Every line below is to be copied exactly, with the pictures left out.

### Excerpts from a figure dataset
-- start --

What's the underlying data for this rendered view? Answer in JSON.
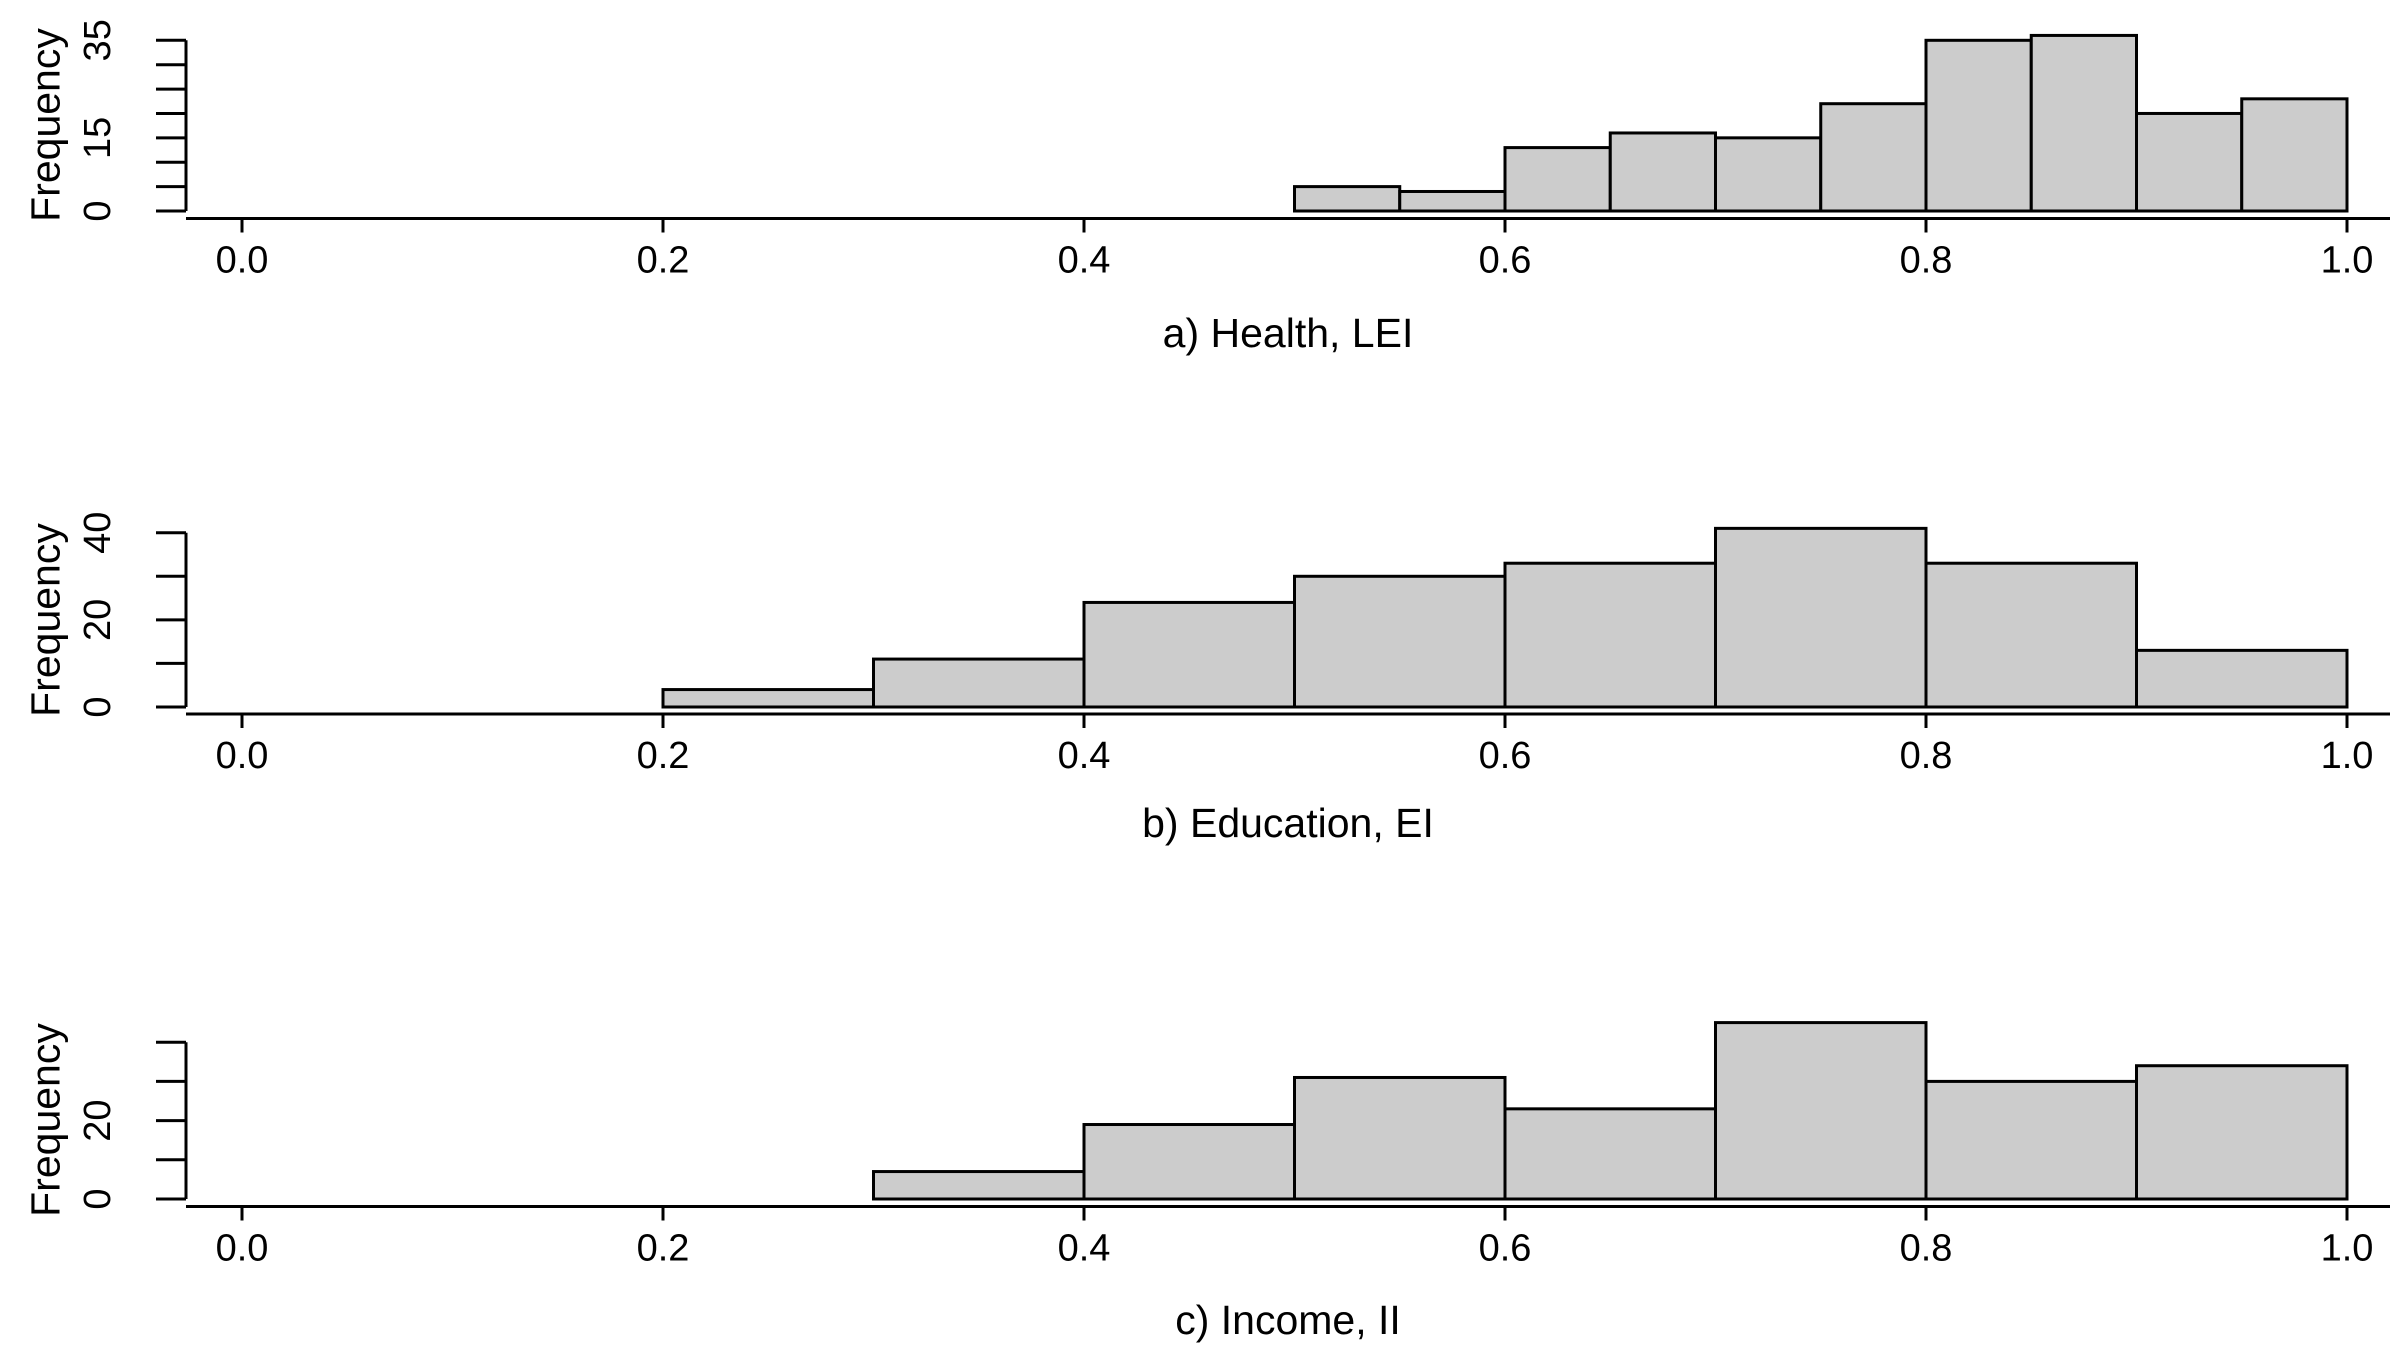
{
  "figure": {
    "background_color": "#ffffff",
    "bar_fill_color": "#cccccc",
    "bar_border_color": "#000000",
    "axis_color": "#000000"
  },
  "chart_data": [
    {
      "type": "bar",
      "subtype": "histogram",
      "title": "a) Health, LEI",
      "xlabel": "",
      "ylabel": "Frequency",
      "bin_start": 0.5,
      "bin_width": 0.05,
      "bin_edges": [
        0.5,
        0.55,
        0.6,
        0.65,
        0.7,
        0.75,
        0.8,
        0.85,
        0.9,
        0.95,
        1.0
      ],
      "values": [
        5,
        4,
        13,
        16,
        15,
        22,
        35,
        36,
        20,
        23
      ],
      "xlim": [
        0.0,
        1.0
      ],
      "ylim": [
        0,
        36
      ],
      "x_ticks": [
        0.0,
        0.2,
        0.4,
        0.6,
        0.8,
        1.0
      ],
      "x_tick_labels": [
        "0.0",
        "0.2",
        "0.4",
        "0.6",
        "0.8",
        "1.0"
      ],
      "y_ticks": [
        0,
        5,
        10,
        15,
        20,
        25,
        30,
        35
      ],
      "y_tick_labels": [
        "0",
        "",
        "",
        "15",
        "",
        "",
        "",
        "35"
      ],
      "grid": "off",
      "legend": "none"
    },
    {
      "type": "bar",
      "subtype": "histogram",
      "title": "b) Education, EI",
      "xlabel": "",
      "ylabel": "Frequency",
      "bin_start": 0.2,
      "bin_width": 0.1,
      "bin_edges": [
        0.2,
        0.3,
        0.4,
        0.5,
        0.6,
        0.7,
        0.8,
        0.9,
        1.0
      ],
      "values": [
        4,
        11,
        24,
        30,
        33,
        41,
        33,
        13
      ],
      "xlim": [
        0.0,
        1.0
      ],
      "ylim": [
        0,
        41
      ],
      "x_ticks": [
        0.0,
        0.2,
        0.4,
        0.6,
        0.8,
        1.0
      ],
      "x_tick_labels": [
        "0.0",
        "0.2",
        "0.4",
        "0.6",
        "0.8",
        "1.0"
      ],
      "y_ticks": [
        0,
        10,
        20,
        30,
        40
      ],
      "y_tick_labels": [
        "0",
        "",
        "20",
        "",
        "40"
      ],
      "grid": "off",
      "legend": "none"
    },
    {
      "type": "bar",
      "subtype": "histogram",
      "title": "c) Income, II",
      "xlabel": "",
      "ylabel": "Frequency",
      "bin_start": 0.3,
      "bin_width": 0.1,
      "bin_edges": [
        0.3,
        0.4,
        0.5,
        0.6,
        0.7,
        0.8,
        0.9,
        1.0
      ],
      "values": [
        7,
        19,
        31,
        23,
        45,
        30,
        34
      ],
      "xlim": [
        0.0,
        1.0
      ],
      "ylim": [
        0,
        45
      ],
      "x_ticks": [
        0.0,
        0.2,
        0.4,
        0.6,
        0.8,
        1.0
      ],
      "x_tick_labels": [
        "0.0",
        "0.2",
        "0.4",
        "0.6",
        "0.8",
        "1.0"
      ],
      "y_ticks": [
        0,
        10,
        20,
        30,
        40
      ],
      "y_tick_labels": [
        "0",
        "",
        "20",
        "",
        ""
      ],
      "grid": "off",
      "legend": "none"
    }
  ]
}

-- end --

### WRITTEN REPLY
What's the underlying data for this rendered view? Answer in JSON.
{
  "figure": {
    "background_color": "#ffffff",
    "bar_fill_color": "#cccccc",
    "bar_border_color": "#000000",
    "axis_color": "#000000"
  },
  "chart_data": [
    {
      "type": "bar",
      "subtype": "histogram",
      "title": "a) Health, LEI",
      "xlabel": "",
      "ylabel": "Frequency",
      "bin_start": 0.5,
      "bin_width": 0.05,
      "bin_edges": [
        0.5,
        0.55,
        0.6,
        0.65,
        0.7,
        0.75,
        0.8,
        0.85,
        0.9,
        0.95,
        1.0
      ],
      "values": [
        5,
        4,
        13,
        16,
        15,
        22,
        35,
        36,
        20,
        23
      ],
      "xlim": [
        0.0,
        1.0
      ],
      "ylim": [
        0,
        36
      ],
      "x_ticks": [
        0.0,
        0.2,
        0.4,
        0.6,
        0.8,
        1.0
      ],
      "x_tick_labels": [
        "0.0",
        "0.2",
        "0.4",
        "0.6",
        "0.8",
        "1.0"
      ],
      "y_ticks": [
        0,
        5,
        10,
        15,
        20,
        25,
        30,
        35
      ],
      "y_tick_labels": [
        "0",
        "",
        "",
        "15",
        "",
        "",
        "",
        "35"
      ],
      "grid": "off",
      "legend": "none"
    },
    {
      "type": "bar",
      "subtype": "histogram",
      "title": "b) Education, EI",
      "xlabel": "",
      "ylabel": "Frequency",
      "bin_start": 0.2,
      "bin_width": 0.1,
      "bin_edges": [
        0.2,
        0.3,
        0.4,
        0.5,
        0.6,
        0.7,
        0.8,
        0.9,
        1.0
      ],
      "values": [
        4,
        11,
        24,
        30,
        33,
        41,
        33,
        13
      ],
      "xlim": [
        0.0,
        1.0
      ],
      "ylim": [
        0,
        41
      ],
      "x_ticks": [
        0.0,
        0.2,
        0.4,
        0.6,
        0.8,
        1.0
      ],
      "x_tick_labels": [
        "0.0",
        "0.2",
        "0.4",
        "0.6",
        "0.8",
        "1.0"
      ],
      "y_ticks": [
        0,
        10,
        20,
        30,
        40
      ],
      "y_tick_labels": [
        "0",
        "",
        "20",
        "",
        "40"
      ],
      "grid": "off",
      "legend": "none"
    },
    {
      "type": "bar",
      "subtype": "histogram",
      "title": "c) Income, II",
      "xlabel": "",
      "ylabel": "Frequency",
      "bin_start": 0.3,
      "bin_width": 0.1,
      "bin_edges": [
        0.3,
        0.4,
        0.5,
        0.6,
        0.7,
        0.8,
        0.9,
        1.0
      ],
      "values": [
        7,
        19,
        31,
        23,
        45,
        30,
        34
      ],
      "xlim": [
        0.0,
        1.0
      ],
      "ylim": [
        0,
        45
      ],
      "x_ticks": [
        0.0,
        0.2,
        0.4,
        0.6,
        0.8,
        1.0
      ],
      "x_tick_labels": [
        "0.0",
        "0.2",
        "0.4",
        "0.6",
        "0.8",
        "1.0"
      ],
      "y_ticks": [
        0,
        10,
        20,
        30,
        40
      ],
      "y_tick_labels": [
        "0",
        "",
        "20",
        "",
        ""
      ],
      "grid": "off",
      "legend": "none"
    }
  ]
}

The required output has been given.